━━━━━ DATA SECTION

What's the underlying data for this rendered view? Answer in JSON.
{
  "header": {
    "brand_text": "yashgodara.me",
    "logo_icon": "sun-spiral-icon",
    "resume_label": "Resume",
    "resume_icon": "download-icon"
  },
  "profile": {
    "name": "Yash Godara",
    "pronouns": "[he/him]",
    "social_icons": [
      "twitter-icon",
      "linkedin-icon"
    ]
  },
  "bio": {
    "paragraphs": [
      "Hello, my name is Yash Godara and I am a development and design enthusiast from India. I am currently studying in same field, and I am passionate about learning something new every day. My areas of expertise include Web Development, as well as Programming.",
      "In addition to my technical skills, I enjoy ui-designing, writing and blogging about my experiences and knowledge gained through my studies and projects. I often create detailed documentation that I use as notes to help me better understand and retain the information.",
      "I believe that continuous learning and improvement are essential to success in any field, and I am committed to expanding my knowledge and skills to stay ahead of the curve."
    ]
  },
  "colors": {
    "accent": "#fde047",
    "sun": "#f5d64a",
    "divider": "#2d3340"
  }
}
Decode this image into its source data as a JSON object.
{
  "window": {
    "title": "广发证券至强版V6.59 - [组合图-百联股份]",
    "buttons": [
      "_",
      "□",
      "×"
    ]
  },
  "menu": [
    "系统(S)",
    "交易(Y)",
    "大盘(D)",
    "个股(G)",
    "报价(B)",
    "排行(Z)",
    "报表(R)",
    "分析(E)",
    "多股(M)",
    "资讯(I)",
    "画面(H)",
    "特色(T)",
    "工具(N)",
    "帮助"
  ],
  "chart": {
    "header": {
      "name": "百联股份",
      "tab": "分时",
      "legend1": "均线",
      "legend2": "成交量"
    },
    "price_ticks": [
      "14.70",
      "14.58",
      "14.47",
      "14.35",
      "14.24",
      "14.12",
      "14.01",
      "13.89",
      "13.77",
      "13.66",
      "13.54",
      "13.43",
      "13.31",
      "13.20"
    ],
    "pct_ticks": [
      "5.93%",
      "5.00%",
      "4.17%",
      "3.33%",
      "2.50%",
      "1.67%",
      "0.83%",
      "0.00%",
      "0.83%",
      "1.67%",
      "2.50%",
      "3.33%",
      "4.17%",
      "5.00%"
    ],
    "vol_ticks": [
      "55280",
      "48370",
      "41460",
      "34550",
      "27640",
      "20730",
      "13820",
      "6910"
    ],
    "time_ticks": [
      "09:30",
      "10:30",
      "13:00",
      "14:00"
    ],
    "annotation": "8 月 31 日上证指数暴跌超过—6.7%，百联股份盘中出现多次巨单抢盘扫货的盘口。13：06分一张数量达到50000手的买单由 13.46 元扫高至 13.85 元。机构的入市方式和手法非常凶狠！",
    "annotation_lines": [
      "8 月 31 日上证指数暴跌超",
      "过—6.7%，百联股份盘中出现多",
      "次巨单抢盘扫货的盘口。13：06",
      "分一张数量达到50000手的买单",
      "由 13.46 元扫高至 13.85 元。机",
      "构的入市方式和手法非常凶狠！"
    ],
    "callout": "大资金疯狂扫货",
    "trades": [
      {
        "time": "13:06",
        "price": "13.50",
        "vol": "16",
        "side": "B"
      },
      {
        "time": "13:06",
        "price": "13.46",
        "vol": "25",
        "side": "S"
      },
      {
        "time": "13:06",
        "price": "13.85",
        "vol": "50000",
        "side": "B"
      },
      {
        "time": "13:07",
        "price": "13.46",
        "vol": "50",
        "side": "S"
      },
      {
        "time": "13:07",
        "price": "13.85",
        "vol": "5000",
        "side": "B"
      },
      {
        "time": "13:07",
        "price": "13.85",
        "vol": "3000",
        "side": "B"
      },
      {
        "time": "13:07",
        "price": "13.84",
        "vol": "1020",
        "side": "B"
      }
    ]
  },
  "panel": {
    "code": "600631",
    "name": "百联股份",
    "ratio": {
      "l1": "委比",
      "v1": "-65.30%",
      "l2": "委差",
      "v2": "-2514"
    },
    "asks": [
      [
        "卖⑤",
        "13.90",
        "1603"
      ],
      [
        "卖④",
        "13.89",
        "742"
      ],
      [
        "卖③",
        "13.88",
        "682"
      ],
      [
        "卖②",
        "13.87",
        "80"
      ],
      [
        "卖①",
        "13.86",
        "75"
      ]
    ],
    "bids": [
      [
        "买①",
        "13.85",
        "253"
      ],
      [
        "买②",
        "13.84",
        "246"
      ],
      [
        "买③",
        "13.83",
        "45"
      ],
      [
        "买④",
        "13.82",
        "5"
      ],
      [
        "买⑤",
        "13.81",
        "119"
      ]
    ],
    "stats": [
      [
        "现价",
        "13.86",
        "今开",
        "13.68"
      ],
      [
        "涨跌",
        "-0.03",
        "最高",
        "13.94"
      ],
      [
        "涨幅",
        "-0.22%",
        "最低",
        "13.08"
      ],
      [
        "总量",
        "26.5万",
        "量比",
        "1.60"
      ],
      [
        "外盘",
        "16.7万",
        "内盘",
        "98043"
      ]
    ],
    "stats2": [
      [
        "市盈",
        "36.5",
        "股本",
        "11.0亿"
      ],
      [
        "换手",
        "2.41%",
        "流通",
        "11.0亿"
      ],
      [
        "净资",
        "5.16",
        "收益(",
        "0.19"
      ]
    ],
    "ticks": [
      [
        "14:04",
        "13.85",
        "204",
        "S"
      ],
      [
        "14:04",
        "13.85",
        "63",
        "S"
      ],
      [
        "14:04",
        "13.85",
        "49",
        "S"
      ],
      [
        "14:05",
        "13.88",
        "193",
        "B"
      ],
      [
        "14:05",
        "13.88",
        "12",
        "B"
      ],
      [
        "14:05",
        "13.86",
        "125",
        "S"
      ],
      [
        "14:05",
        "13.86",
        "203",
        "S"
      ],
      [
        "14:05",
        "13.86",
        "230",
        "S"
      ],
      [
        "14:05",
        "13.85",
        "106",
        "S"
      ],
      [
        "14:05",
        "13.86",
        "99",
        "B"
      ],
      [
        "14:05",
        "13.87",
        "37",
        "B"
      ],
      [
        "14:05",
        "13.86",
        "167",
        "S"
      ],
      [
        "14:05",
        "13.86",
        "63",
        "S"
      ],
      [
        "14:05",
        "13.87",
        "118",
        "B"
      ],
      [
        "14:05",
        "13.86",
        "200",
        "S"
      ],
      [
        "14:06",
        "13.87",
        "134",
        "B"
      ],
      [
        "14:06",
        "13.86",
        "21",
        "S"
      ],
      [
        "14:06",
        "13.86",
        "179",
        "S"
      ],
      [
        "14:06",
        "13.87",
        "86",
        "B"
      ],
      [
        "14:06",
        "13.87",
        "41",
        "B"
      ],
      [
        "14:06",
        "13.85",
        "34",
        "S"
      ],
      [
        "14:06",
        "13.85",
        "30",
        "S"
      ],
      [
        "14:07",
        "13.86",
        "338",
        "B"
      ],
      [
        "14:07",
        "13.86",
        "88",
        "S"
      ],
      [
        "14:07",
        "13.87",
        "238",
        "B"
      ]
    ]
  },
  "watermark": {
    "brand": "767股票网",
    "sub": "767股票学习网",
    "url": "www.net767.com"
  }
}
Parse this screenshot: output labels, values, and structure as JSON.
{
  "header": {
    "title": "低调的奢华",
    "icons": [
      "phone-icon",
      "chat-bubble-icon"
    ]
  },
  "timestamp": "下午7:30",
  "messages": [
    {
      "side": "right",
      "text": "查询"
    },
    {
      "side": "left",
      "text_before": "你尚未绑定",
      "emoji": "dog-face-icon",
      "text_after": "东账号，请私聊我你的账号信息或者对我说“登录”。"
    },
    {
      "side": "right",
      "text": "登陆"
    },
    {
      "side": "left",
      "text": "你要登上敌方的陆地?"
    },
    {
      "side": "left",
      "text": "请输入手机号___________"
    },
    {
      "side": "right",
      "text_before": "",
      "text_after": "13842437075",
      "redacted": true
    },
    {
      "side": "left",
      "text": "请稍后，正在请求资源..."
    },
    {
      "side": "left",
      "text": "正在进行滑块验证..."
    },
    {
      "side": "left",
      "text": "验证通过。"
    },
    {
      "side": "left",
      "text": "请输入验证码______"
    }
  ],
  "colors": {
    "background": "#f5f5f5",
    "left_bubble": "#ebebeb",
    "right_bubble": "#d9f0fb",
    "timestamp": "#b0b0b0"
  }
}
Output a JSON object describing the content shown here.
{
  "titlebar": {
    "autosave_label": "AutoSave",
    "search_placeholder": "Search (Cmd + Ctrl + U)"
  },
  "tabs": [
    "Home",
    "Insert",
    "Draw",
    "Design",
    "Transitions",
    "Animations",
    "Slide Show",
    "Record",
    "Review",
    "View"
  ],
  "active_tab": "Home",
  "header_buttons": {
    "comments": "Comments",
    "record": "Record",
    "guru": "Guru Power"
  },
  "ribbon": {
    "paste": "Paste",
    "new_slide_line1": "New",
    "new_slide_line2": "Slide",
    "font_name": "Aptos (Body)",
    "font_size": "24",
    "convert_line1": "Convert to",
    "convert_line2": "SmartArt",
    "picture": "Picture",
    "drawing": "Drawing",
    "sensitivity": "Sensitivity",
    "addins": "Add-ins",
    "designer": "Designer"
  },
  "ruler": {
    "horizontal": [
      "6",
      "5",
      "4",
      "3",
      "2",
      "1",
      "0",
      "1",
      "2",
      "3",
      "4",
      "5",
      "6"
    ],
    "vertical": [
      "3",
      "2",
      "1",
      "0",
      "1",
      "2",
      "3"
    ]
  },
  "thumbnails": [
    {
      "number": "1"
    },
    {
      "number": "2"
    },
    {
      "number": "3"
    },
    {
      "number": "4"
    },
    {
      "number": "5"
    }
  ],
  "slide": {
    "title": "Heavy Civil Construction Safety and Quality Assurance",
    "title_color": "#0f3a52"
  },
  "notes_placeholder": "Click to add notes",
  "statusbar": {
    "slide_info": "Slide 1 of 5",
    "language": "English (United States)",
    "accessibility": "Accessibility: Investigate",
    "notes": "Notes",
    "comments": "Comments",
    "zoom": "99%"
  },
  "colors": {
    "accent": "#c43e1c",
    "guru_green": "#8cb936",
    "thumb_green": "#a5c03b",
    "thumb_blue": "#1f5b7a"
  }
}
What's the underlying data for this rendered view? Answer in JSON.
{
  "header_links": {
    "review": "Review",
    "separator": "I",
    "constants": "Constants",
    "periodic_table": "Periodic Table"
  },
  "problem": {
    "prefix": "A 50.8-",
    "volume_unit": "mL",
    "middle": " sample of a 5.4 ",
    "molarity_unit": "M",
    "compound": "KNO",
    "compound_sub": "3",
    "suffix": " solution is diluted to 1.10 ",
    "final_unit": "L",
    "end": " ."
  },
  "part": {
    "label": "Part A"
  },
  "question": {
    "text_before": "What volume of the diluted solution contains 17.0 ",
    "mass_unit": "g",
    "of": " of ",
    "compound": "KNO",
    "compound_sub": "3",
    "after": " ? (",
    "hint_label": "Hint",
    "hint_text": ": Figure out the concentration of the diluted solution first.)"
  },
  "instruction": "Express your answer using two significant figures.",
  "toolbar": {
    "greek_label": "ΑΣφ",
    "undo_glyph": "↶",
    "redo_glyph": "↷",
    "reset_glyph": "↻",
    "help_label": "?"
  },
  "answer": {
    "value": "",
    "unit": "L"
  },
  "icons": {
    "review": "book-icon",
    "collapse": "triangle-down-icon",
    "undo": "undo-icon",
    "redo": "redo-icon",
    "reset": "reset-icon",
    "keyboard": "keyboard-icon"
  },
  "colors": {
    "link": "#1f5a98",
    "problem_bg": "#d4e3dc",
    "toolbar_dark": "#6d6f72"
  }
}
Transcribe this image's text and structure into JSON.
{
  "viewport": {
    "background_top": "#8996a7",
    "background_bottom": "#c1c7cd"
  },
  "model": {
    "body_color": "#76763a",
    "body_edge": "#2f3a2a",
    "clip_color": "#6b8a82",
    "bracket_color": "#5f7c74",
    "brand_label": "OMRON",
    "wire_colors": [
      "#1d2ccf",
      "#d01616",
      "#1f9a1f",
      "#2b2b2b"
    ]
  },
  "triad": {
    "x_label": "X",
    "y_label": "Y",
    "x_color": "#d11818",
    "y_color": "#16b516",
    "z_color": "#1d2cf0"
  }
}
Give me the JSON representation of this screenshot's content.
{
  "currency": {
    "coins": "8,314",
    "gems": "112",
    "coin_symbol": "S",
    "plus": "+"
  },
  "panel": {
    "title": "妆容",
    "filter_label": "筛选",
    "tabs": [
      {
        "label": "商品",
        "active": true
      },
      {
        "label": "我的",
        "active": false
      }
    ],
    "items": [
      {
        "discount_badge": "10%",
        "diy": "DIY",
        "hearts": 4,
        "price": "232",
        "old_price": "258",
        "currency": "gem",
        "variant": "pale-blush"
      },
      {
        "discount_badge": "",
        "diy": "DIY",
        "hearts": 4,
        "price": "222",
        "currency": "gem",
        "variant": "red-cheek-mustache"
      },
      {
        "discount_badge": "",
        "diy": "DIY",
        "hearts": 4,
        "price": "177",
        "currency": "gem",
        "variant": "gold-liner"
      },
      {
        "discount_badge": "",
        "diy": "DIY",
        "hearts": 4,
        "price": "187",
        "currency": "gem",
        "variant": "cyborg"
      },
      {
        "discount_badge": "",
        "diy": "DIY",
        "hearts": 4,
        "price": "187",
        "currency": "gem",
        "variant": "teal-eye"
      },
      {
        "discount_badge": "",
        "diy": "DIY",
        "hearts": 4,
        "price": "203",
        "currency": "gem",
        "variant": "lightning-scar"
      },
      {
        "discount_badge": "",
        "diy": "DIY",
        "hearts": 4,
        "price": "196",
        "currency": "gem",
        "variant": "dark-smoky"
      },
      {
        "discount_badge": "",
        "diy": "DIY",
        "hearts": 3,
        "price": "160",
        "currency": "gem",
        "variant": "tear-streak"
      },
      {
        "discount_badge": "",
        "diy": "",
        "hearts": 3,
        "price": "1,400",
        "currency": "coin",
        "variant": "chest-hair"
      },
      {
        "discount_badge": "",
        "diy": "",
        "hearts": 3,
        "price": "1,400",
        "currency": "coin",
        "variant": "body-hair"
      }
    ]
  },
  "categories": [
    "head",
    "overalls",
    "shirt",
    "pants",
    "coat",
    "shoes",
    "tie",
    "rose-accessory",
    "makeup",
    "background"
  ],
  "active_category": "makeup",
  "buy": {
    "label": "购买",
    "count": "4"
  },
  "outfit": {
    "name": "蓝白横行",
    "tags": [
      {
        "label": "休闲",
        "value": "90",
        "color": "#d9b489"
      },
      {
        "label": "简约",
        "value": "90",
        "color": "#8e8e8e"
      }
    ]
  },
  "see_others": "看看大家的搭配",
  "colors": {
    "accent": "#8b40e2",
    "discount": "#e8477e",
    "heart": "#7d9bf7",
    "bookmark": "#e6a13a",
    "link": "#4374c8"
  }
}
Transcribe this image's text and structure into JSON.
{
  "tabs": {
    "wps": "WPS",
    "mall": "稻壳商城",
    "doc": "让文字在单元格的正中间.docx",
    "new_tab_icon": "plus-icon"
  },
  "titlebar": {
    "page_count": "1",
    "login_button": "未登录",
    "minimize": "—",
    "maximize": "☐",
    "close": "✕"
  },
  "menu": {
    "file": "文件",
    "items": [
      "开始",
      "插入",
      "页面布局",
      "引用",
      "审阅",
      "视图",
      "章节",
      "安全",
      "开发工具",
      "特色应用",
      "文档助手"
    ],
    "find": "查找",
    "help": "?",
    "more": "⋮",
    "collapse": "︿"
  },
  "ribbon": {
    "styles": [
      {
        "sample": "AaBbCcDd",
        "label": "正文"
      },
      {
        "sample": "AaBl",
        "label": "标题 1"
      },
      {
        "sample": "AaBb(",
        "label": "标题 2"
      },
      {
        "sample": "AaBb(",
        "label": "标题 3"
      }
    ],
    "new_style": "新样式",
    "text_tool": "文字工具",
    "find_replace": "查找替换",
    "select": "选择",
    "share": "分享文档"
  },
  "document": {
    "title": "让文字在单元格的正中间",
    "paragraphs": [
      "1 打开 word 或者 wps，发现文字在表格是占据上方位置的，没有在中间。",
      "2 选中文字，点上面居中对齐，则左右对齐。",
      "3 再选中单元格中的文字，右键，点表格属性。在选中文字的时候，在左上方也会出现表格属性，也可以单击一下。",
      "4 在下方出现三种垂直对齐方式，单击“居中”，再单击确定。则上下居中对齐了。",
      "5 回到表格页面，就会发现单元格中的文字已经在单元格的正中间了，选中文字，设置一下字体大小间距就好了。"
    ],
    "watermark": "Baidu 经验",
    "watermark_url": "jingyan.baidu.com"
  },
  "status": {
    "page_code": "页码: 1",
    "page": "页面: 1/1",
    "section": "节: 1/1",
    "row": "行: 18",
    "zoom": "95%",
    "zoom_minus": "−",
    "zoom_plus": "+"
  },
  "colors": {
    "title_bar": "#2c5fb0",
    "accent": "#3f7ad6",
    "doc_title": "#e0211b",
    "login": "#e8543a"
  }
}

━━━━━━━━━━

• TASK DIRECTIONS: Lines from the records above that hold "object" are the ones to list.

• TASK RESPONSE:
Decode this image into its source data as a JSON object.
Output a JSON object describing the content shown here.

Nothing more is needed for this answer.